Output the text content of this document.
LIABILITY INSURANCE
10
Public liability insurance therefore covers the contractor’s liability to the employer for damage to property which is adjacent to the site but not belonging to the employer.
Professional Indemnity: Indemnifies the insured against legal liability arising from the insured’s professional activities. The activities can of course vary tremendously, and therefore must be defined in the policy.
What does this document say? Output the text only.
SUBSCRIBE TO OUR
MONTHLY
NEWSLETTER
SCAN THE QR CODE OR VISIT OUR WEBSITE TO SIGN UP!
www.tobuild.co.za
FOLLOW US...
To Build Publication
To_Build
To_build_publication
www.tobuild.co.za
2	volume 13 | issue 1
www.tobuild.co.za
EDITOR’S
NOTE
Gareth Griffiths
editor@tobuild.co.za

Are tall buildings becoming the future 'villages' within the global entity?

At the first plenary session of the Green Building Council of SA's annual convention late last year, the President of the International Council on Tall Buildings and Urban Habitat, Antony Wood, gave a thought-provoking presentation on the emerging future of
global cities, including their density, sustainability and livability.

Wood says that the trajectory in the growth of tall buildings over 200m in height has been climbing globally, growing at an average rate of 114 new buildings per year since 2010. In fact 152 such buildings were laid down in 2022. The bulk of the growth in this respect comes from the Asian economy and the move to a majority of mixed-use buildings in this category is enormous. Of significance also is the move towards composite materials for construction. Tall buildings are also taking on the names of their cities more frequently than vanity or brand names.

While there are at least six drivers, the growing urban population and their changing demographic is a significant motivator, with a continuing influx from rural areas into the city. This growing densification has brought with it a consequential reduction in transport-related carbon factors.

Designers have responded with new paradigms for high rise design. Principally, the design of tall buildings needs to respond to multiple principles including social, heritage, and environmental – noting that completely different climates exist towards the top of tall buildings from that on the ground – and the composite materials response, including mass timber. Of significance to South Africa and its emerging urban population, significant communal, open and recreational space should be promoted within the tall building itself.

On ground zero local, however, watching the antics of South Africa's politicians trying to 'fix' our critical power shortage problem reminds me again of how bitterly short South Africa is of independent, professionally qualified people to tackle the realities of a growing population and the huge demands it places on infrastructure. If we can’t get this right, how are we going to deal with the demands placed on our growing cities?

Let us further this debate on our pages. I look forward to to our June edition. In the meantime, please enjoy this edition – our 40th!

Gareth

== == ==

* [GOAL] Search the records for the word "future", then list every line that has it.

* [WRITTEN RESPONSE]
Are tall buildings becoming the future 'villages' within the global entity?
At the first plenary session of the Green Building Council of SA's annual convention late last year, the President of the International Council on Tall Buildings and Urban Habitat, Antony Wood, gave a thought-provoking presentation on the emerging future of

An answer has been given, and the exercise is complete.